### What you should do
Below are the records; locate each line with the word "JSON" and copy it.

--- Start Provided data ---

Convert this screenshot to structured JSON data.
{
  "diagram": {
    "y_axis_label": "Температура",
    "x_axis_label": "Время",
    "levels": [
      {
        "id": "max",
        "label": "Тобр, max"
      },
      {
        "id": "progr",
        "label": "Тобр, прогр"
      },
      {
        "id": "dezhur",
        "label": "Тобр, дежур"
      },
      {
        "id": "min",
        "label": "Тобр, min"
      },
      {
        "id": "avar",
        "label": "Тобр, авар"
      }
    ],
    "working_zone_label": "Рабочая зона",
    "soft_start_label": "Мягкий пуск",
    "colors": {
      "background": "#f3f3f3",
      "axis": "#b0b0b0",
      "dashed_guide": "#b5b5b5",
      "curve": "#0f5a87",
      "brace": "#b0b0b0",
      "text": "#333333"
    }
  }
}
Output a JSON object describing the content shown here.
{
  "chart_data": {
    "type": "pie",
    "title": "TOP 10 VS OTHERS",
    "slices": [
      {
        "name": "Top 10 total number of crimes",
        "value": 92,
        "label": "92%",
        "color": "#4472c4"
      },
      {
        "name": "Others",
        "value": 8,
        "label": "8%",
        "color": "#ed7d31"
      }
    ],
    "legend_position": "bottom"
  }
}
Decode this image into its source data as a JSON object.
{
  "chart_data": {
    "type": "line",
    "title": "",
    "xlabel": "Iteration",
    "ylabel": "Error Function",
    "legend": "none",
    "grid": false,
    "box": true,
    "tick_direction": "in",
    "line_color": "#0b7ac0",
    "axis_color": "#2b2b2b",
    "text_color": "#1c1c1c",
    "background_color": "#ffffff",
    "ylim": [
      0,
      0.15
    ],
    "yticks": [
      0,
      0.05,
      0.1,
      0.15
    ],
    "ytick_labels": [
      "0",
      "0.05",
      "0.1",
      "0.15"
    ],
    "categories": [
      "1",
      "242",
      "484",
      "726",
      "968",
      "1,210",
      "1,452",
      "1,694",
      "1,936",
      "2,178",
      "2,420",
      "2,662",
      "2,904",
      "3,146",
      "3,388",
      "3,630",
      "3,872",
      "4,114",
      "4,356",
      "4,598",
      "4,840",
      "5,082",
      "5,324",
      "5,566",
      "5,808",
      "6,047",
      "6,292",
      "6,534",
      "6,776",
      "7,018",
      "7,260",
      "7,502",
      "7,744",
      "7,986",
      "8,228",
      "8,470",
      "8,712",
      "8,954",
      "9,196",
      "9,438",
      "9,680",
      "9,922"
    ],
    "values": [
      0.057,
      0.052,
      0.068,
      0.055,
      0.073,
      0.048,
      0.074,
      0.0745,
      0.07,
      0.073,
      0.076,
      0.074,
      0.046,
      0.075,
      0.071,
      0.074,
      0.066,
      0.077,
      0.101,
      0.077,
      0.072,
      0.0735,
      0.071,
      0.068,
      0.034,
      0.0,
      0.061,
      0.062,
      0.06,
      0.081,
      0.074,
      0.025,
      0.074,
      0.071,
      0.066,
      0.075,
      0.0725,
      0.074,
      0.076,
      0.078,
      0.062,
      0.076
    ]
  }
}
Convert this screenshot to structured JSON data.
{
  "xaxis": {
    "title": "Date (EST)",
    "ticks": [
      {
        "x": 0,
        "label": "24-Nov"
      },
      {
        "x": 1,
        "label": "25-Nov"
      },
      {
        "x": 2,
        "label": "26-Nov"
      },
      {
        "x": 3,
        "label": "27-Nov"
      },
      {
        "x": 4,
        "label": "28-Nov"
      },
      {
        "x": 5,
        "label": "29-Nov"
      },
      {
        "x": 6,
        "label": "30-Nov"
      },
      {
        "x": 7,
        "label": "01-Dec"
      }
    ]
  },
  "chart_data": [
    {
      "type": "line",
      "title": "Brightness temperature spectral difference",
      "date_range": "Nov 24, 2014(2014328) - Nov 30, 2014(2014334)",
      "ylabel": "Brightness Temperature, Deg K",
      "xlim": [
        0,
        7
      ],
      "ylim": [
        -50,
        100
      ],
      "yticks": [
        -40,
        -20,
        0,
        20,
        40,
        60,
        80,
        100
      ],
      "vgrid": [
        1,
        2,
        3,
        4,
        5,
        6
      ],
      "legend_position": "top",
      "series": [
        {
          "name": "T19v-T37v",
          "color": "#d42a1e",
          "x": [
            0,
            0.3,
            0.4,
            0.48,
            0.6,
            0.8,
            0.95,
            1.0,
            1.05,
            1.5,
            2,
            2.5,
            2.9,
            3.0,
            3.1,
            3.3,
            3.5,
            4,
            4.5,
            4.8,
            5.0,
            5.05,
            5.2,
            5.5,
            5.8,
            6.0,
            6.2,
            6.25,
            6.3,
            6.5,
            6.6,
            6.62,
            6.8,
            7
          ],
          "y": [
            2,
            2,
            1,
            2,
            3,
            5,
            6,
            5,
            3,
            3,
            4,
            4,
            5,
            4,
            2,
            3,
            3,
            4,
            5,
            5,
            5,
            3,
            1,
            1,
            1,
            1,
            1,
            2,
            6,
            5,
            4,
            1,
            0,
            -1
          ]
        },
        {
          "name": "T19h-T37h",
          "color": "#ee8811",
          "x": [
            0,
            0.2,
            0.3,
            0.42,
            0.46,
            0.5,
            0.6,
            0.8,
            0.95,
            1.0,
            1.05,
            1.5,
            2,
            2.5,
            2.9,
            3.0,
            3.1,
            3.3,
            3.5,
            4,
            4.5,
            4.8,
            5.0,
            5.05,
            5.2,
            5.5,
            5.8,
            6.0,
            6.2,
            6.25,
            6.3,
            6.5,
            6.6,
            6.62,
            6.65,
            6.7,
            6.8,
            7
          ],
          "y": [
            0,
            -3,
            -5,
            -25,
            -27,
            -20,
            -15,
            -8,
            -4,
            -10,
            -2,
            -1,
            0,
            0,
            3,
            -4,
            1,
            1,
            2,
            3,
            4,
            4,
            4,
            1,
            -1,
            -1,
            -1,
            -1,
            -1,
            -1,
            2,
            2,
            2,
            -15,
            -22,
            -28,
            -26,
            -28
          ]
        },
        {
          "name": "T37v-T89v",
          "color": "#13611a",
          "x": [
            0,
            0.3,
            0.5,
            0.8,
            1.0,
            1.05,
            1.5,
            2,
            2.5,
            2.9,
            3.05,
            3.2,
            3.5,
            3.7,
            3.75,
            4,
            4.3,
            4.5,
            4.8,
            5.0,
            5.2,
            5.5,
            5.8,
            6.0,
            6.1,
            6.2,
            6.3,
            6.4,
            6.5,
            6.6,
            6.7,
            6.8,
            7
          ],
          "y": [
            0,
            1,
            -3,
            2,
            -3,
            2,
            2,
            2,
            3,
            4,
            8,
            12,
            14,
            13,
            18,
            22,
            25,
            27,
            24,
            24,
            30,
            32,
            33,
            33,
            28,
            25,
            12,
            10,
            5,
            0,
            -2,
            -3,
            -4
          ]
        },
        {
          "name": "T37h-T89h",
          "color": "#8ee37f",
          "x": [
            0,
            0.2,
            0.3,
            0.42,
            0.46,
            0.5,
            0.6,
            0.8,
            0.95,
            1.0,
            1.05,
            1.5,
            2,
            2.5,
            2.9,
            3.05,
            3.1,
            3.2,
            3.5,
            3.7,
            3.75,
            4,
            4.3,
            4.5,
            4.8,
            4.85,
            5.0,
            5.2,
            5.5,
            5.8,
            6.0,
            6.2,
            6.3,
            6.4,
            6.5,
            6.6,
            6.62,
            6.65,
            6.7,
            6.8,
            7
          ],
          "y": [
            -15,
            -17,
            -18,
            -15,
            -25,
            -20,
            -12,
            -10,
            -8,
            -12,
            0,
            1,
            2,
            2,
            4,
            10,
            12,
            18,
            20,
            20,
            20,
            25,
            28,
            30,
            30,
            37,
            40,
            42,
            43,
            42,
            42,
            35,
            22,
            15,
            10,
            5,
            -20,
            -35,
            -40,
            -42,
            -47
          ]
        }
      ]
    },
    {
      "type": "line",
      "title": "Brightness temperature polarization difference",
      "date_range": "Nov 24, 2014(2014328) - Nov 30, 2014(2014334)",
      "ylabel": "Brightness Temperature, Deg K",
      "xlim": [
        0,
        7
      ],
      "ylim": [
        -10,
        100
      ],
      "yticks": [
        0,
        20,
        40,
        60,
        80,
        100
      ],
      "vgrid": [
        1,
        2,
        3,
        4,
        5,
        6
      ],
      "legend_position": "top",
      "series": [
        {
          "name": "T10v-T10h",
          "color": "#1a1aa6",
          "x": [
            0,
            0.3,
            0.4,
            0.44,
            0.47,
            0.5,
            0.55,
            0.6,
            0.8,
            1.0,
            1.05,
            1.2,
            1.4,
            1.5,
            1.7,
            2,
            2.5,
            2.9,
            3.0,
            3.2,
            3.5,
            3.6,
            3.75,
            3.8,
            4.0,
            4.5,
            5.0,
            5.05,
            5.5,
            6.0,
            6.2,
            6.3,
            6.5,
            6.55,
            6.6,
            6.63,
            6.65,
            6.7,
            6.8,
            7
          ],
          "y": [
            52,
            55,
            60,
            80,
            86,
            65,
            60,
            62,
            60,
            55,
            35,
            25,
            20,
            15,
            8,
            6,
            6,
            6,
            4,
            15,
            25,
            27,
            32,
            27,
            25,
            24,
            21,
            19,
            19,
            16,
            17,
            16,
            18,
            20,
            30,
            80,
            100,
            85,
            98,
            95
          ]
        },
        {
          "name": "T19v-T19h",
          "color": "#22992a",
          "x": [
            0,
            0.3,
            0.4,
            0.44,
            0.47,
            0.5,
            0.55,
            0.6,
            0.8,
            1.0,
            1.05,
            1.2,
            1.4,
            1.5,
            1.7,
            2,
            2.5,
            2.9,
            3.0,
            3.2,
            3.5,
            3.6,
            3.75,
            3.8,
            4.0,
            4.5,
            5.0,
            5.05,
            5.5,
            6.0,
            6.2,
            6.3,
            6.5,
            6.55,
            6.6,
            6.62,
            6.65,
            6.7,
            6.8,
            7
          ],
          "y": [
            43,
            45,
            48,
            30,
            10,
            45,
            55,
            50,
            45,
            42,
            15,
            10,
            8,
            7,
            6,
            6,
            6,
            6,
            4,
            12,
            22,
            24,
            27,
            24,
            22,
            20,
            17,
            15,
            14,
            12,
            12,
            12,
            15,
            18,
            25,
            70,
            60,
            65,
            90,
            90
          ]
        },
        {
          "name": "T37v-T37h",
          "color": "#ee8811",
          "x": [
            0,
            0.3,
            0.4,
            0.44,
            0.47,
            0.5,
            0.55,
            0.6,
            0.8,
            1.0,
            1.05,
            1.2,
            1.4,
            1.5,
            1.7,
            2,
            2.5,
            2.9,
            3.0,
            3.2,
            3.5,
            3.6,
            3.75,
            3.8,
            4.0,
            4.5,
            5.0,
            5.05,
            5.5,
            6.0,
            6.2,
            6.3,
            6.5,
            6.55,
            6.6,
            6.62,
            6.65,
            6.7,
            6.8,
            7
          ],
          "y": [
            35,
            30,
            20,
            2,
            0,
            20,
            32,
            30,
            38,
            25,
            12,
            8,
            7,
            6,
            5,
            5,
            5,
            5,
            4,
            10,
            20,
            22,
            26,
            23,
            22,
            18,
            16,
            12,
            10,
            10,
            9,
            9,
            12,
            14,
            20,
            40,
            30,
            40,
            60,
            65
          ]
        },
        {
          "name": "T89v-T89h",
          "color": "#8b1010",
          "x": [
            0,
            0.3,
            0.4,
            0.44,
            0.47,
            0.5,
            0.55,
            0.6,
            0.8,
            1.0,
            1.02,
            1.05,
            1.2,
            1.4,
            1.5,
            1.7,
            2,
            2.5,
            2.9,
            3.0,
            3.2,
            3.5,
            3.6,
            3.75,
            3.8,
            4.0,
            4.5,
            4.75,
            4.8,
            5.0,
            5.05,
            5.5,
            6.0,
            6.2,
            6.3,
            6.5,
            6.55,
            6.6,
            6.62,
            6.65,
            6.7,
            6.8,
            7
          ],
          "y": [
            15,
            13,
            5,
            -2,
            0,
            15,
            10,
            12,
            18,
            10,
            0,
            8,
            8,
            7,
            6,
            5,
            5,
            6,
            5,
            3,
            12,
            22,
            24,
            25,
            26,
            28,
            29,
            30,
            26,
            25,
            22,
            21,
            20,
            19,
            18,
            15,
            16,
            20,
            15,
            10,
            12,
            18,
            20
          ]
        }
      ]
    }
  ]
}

--- End Provided data ---

### Answer to the task
Convert this screenshot to structured JSON data.
Output a JSON object describing the content shown here.
Decode this image into its source data as a JSON object.
Convert this screenshot to structured JSON data.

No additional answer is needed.